**Task goal:** Repeat exactly each line of the data provided below.

(Data entries)
- - -

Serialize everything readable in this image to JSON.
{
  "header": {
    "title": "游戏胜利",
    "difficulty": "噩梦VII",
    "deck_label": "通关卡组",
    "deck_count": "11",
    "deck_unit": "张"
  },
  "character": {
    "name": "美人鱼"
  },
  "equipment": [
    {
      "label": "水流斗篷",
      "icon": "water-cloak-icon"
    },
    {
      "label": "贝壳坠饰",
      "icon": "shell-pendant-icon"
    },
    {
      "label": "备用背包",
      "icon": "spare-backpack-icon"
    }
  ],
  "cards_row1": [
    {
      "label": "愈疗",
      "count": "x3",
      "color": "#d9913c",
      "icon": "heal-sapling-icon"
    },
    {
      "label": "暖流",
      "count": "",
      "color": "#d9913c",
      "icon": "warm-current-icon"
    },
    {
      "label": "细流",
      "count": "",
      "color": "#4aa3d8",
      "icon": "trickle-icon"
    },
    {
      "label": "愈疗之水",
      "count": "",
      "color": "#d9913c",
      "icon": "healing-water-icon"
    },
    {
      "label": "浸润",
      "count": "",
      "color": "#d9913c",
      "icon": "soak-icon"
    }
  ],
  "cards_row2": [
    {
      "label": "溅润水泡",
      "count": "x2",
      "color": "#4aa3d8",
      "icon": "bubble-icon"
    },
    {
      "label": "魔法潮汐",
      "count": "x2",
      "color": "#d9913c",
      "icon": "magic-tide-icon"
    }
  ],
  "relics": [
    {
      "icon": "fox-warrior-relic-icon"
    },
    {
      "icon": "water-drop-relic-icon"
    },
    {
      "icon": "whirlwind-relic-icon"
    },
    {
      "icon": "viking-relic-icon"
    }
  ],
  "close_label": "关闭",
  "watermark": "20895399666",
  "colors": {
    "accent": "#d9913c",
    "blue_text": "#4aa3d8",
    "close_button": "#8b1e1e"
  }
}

- - -

**Written response:**
Serialize everything readable in this image to JSON.
{
  "header": {
    "title": "游戏胜利",
    "difficulty": "噩梦VII",
    "deck_label": "通关卡组",
    "deck_count": "11",
    "deck_unit": "张"
  },
  "character": {
    "name": "美人鱼"
  },
  "equipment": [
    {
      "label": "水流斗篷",
      "icon": "water-cloak-icon"
    },
    {
      "label": "贝壳坠饰",
      "icon": "shell-pendant-icon"
    },
    {
      "label": "备用背包",
      "icon": "spare-backpack-icon"
    }
  ],
  "cards_row1": [
    {
      "label": "愈疗",
      "count": "x3",
      "color": "#d9913c",
      "icon": "heal-sapling-icon"
    },
    {
      "label": "暖流",
      "count": "",
      "color": "#d9913c",
      "icon": "warm-current-icon"
    },
    {
      "label": "细流",
      "count": "",
      "color": "#4aa3d8",
      "icon": "trickle-icon"
    },
    {
      "label": "愈疗之水",
      "count": "",
      "color": "#d9913c",
      "icon": "healing-water-icon"
    },
    {
      "label": "浸润",
      "count": "",
      "color": "#d9913c",
      "icon": "soak-icon"
    }
  ],
  "cards_row2": [
    {
      "label": "溅润水泡",
      "count": "x2",
      "color": "#4aa3d8",
      "icon": "bubble-icon"
    },
    {
      "label": "魔法潮汐",
      "count": "x2",
      "color": "#d9913c",
      "icon": "magic-tide-icon"
    }
  ],
  "relics": [
    {
      "icon": "fox-warrior-relic-icon"
    },
    {
      "icon": "water-drop-relic-icon"
    },
    {
      "icon": "whirlwind-relic-icon"
    },
    {
      "icon": "viking-relic-icon"
    }
  ],
  "close_label": "关闭",
  "watermark": "20895399666",
  "colors": {
    "accent": "#d9913c",
    "blue_text": "#4aa3d8",
    "close_button": "#8b1e1e"
  }
}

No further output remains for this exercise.